▸ Compito assegnato
Puoi riscrivere il brano sul Mediterraneo cominciando dalle parole "Si pensa l’Africa" e fermandoti dopo "altri mondi possibili.", cambiando "Pantelleria" in "Lampedusa"?

1. Il Mediterraneo o la diversità
Mar d’Affrica
Il vento cambia spesso direzione e con esso la luce, la consistenza dell’aria e i profumi. Quando soffia il maestrale, l’aria è fresca e tersa e si avvertono, non stemperati nel vapore dell’acqua che il calore del sole sottrae al mare, i profumi delle fioriture d’inverno o di primavera o, in estate, quelli penetranti, acuti, degli olii essenziali e delle resine degli arbusti e degli alberi della macchia e della foresta mediterranea.
Nell’isola di Pantelleria, in giornate così, è inevitabile essere distratti dal profilo che la sponda tunisina segna all’orizzonte: 38 miglia marine non bastano a celare la sagoma scura di Capo Bon, il promontorio con cui termina a nord la penisola che chiude il golfo di Tunisi, e il litorale di Nabeul; questo di giorno come di notte, quando le terre africane sono svelate dal punteggiare dei fari e dalla luminosità diffusa degli abitati. Al tramonto il sole si schiaccia sul mare e può accadere – dipende dal suo percorso nell’arco delle stagioni – che il profilo della Tunisia si ritagli sul disco aranciato che sembra sciogliersi nell’appoggiarsi sull’acqua, per poi affondare lanciando riflessi caleidoscopici. Qualche volta (in conseguenza della scomposizione della luce) lampeggia rapido un raggio verde che, affermano antiche leggende avvalorate da un «viaggio straordinario» di Jules Verne, «ha la virtù di fare sì che chi l’ha visto non possa più ingannarsi nelle cose che riguardano il sentimento; […] chi è stato tanto fortunato da vederlo una volta, vede chiaro nel proprio cuore e in quello degli altri».
Si pensa l’Africa lontana e invece è vicina, addirittura a vista. Si torna a scrutare l’orizzonte: la costa si mostra lunga e distesa; è il tratto visibile di un continente. Se ribaltiamo il punto di vista, dalla sponda tunisina, con il sole alle spalle, si può invece scorgere appena il breve segmento occupato da Pantelleria e succede anche lì, come lungo tutta la costa magrebina dove le montagne fanno frangia al mare, che è sufficiente salire appena sulle pendici per riuscire a scorgere l’Europa (fosse anche una piccolissima e periferica parte) e passare qualche ora a sognare e desiderare altri mondi possibili.

▸ Estratto del dataset
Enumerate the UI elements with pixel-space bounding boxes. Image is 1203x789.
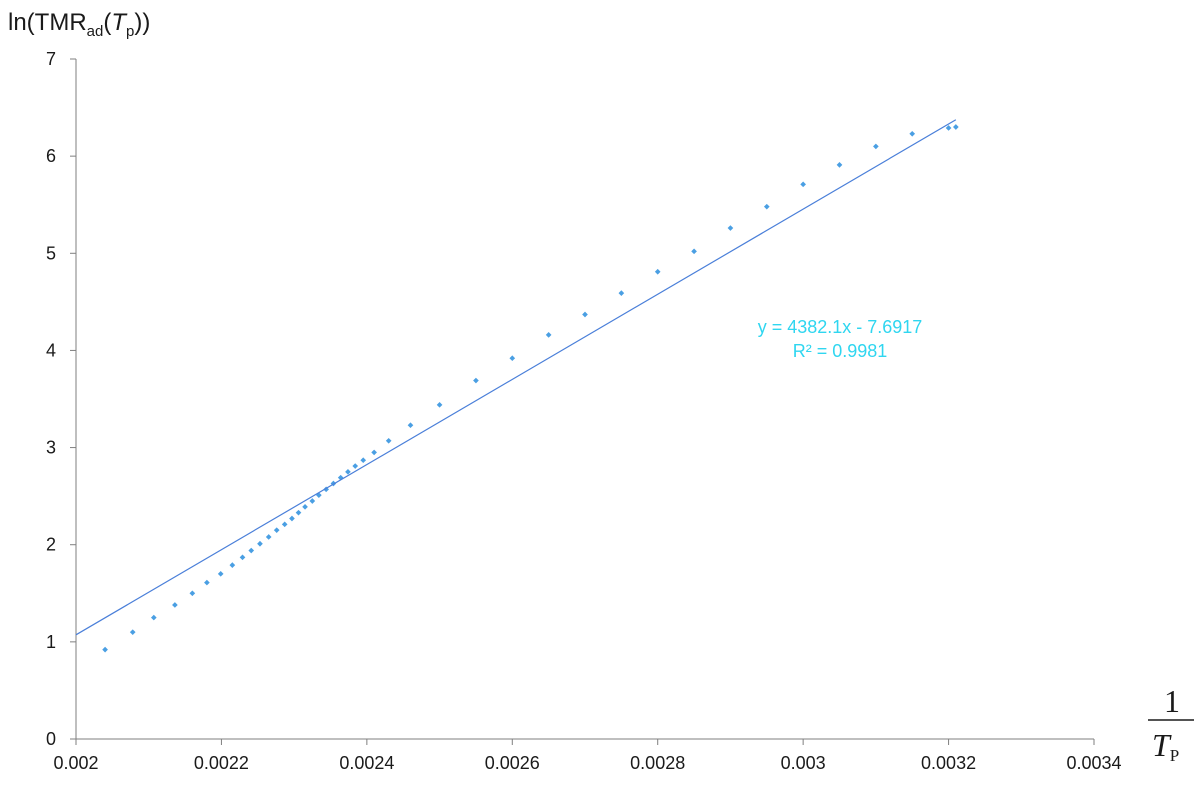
data-point [239, 554, 246, 561]
x-tick-label: 0.003 [781, 753, 826, 773]
trendline-r-squared: R² = 0.9981 [793, 341, 888, 361]
data-point [763, 203, 770, 210]
data-point [800, 181, 806, 188]
data-point [360, 457, 367, 464]
y-axis-label-var-subscript: p [126, 23, 134, 40]
y-axis-label-var: T [111, 9, 128, 36]
data-point [273, 527, 280, 533]
data-point [407, 422, 414, 429]
data-point [309, 498, 316, 504]
trendline [75, 119, 957, 636]
y-axis-label-subscript: ad [87, 23, 104, 40]
data-point [248, 547, 255, 554]
data-point [545, 332, 552, 338]
data-point [229, 562, 236, 568]
y-tick-label: 3 [46, 438, 56, 458]
data-point [385, 437, 392, 444]
x-tick-label: 0.002 [53, 753, 98, 773]
x-tick-label: 0.0034 [1066, 753, 1121, 773]
data-point [150, 614, 157, 621]
y-tick-label: 1 [46, 632, 56, 652]
x-tick-label: 0.0022 [194, 753, 249, 773]
data-point [618, 290, 625, 296]
y-axis-label-suffix: )) [134, 9, 150, 36]
data-points [102, 124, 959, 653]
data-point [582, 311, 588, 318]
x-tick-label: 0.0024 [339, 753, 394, 773]
data-point [473, 377, 479, 384]
y-tick-label: 7 [46, 49, 56, 69]
data-point [509, 355, 516, 362]
data-point [352, 463, 359, 469]
y-axis-ticks: 0 1 2 3 4 5 6 7 [46, 49, 76, 749]
x-tick-label: 0.0026 [485, 753, 540, 773]
data-point [345, 469, 351, 475]
data-point [217, 571, 224, 577]
data-point [953, 124, 959, 130]
data-point [204, 579, 210, 586]
data-point [371, 449, 377, 456]
data-point [189, 590, 196, 597]
y-axis-label-paren: ( [103, 9, 111, 36]
data-point [302, 504, 308, 510]
y-axis-label: ln(TMRad(Tp)) [8, 9, 150, 40]
data-point [281, 521, 288, 528]
x-axis-label-denominator: TP [1152, 727, 1179, 765]
x-axis-label-var-subscript: P [1170, 746, 1179, 765]
data-point [289, 515, 295, 522]
data-point [836, 162, 843, 168]
y-tick-label: 4 [46, 340, 56, 360]
x-axis-ticks: 0.002 0.0022 0.0024 0.0026 0.0028 0.003 0.0032… [53, 739, 1122, 773]
data-point [129, 629, 136, 635]
x-axis-label-numerator: 1 [1164, 683, 1180, 719]
data-point [691, 248, 697, 255]
x-axis-label-var: T [1152, 727, 1172, 763]
data-point [909, 130, 916, 137]
data-point [436, 402, 443, 408]
y-tick-label: 5 [46, 243, 56, 263]
x-tick-label: 0.0032 [921, 753, 976, 773]
data-point [172, 602, 178, 608]
data-point [102, 646, 108, 653]
data-point [945, 125, 952, 131]
data-point [257, 540, 263, 547]
data-point [654, 268, 661, 275]
data-point [873, 143, 879, 150]
data-point [265, 534, 272, 540]
y-axis-label-prefix: ln(TMR [8, 9, 87, 36]
trendline-equation: y = 4382.1x - 7.6917 [758, 317, 923, 337]
y-tick-label: 0 [46, 729, 56, 749]
data-point [295, 509, 302, 516]
y-tick-label: 6 [46, 146, 56, 166]
y-tick-label: 2 [46, 535, 56, 555]
x-tick-label: 0.0028 [630, 753, 685, 773]
data-point [727, 225, 734, 231]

▸ Ecco la soluzione
Si pensa l’Africa lontana e invece è vicina, addirittura a vista. Si torna a scrutare l’orizzonte: la costa si mostra lunga e distesa; è il tratto visibile di un continente. Se ribaltiamo il punto di vista, dalla sponda tunisina, con il sole alle spalle, si può invece scorgere appena il breve segmento occupato da Lampedusa e succede anche lì, come lungo tutta la costa magrebina dove le montagne fanno frangia al mare, che è sufficiente salire appena sulle pendici per riuscire a scorgere l’Europa (fosse anche una piccolissima e periferica parte) e passare qualche ora a sognare e desiderare altri mondi possibili.